[BEGIN LISTED ENTRIES]

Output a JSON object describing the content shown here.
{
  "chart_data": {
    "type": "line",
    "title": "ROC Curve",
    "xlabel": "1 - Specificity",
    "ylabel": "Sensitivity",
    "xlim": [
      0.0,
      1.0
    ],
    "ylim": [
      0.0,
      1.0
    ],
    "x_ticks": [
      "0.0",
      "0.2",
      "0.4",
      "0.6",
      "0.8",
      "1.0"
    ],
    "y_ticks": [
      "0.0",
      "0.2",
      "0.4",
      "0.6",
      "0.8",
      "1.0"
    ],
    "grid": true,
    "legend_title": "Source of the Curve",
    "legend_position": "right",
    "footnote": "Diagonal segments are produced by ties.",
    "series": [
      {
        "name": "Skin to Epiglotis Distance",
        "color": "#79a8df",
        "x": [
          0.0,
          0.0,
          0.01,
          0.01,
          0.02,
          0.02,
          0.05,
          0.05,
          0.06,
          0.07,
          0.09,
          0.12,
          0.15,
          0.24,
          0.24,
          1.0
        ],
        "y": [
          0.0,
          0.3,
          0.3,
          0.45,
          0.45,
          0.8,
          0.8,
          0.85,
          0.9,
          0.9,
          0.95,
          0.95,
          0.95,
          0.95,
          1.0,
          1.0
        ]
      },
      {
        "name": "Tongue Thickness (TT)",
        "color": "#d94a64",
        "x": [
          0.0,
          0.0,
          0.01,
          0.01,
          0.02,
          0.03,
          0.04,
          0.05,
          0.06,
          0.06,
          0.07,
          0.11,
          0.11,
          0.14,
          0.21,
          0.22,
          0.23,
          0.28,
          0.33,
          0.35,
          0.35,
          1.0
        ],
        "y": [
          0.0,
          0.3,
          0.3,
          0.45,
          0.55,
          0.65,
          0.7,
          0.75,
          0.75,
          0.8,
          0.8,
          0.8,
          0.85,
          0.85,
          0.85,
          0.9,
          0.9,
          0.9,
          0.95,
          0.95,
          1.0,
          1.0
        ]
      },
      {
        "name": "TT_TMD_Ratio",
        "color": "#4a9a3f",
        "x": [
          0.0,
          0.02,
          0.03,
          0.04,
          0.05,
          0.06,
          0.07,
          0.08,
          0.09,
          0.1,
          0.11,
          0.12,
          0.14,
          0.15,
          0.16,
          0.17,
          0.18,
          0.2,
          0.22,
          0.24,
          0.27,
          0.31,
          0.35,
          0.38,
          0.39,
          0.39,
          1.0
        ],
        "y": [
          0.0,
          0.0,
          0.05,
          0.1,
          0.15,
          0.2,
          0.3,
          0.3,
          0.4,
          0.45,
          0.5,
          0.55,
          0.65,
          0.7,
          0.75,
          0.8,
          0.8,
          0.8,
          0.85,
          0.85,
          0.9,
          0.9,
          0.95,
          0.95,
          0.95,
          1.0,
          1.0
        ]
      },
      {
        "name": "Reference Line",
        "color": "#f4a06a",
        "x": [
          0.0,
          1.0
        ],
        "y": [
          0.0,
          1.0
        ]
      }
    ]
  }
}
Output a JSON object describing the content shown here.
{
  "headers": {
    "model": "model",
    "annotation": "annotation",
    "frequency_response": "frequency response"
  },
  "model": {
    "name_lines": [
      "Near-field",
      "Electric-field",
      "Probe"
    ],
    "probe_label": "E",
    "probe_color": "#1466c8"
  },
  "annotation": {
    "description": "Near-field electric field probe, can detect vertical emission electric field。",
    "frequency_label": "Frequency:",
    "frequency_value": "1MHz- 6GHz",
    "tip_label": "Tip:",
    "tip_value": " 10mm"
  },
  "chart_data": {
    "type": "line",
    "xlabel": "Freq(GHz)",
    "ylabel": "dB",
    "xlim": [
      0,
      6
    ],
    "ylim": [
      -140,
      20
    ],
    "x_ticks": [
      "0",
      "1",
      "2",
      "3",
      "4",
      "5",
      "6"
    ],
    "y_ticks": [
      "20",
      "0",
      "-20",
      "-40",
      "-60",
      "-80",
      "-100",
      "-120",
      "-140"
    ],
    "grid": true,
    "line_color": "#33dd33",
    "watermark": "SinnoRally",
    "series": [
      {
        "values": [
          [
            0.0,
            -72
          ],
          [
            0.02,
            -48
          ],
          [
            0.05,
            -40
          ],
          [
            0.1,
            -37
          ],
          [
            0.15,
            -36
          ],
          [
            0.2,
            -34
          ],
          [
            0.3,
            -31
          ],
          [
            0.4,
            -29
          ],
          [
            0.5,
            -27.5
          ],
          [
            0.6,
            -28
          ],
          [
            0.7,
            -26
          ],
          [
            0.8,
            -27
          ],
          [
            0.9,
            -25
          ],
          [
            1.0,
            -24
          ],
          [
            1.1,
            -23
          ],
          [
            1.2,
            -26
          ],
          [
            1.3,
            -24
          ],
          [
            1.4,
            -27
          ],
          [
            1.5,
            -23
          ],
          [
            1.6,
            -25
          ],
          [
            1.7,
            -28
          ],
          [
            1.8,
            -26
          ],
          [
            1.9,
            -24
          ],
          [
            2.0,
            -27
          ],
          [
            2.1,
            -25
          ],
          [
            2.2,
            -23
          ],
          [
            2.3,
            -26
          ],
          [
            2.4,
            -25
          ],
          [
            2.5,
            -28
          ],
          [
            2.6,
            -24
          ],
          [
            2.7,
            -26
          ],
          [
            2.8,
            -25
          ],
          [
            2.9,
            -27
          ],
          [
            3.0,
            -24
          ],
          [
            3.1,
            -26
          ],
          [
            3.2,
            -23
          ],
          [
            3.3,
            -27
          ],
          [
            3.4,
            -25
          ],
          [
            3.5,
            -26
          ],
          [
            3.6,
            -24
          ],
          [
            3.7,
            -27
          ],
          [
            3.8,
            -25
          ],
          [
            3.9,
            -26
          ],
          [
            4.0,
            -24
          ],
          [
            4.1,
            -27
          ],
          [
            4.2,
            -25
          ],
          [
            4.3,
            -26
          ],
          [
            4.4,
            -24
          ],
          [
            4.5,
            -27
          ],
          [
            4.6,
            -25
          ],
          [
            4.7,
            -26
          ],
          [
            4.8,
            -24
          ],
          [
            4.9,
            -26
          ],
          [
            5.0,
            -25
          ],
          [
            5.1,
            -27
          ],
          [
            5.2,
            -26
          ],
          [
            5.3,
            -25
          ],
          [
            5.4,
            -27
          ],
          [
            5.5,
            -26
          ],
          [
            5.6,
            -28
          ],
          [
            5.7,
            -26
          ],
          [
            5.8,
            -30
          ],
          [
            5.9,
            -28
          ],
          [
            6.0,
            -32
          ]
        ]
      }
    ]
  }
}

[END LISTED ENTRIES]
[BEGIN LISTED ENTRIES]

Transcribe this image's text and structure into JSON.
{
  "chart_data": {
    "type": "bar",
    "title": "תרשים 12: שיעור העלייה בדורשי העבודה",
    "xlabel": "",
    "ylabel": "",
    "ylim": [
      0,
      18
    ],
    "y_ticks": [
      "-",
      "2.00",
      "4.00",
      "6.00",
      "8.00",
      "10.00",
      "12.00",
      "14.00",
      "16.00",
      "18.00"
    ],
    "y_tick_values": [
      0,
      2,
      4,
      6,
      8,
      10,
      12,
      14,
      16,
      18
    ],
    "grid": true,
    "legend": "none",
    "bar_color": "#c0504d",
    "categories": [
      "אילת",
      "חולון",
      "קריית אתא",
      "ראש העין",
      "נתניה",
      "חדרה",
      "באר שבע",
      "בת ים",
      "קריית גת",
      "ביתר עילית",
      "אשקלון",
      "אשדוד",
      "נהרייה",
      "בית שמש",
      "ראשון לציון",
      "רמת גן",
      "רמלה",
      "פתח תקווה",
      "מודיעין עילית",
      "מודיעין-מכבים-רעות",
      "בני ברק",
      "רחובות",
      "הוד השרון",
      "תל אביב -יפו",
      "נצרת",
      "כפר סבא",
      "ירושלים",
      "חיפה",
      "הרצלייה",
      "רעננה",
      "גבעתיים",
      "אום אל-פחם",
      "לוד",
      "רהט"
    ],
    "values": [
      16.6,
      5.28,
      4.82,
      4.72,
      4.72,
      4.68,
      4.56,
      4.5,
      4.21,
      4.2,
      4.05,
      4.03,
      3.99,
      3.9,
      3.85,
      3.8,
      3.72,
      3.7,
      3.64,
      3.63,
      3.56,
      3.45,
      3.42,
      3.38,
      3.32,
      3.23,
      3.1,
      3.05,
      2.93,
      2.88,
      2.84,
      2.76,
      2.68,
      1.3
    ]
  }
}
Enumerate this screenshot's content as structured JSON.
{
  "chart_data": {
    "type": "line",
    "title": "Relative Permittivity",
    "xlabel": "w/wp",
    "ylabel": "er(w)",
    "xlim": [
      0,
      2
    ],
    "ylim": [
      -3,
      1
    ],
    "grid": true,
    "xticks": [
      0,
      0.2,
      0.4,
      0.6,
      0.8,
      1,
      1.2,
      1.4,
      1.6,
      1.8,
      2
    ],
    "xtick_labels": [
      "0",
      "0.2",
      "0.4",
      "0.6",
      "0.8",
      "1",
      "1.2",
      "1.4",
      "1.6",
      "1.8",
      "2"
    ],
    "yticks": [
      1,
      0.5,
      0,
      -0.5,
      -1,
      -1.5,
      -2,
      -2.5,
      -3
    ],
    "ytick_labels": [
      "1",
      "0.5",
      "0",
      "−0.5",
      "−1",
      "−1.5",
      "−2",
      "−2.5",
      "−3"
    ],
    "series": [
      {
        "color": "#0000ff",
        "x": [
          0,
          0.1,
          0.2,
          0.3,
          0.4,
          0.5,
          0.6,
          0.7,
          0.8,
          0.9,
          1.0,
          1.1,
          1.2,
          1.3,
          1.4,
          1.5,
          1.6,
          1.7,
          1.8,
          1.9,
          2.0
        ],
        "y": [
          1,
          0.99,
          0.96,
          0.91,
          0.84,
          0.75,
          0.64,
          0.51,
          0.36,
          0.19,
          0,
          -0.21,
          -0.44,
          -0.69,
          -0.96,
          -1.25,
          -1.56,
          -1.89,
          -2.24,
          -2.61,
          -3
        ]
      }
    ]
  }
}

[END LISTED ENTRIES]

§ **OBJECTIVE**:
Find the string "Near" in the listing and return every line that holds it.

§ **FINISHED EXERCISE**:
      "Near-field",
    "description": "Near-field electric field probe, can detect vertical emission electric field。",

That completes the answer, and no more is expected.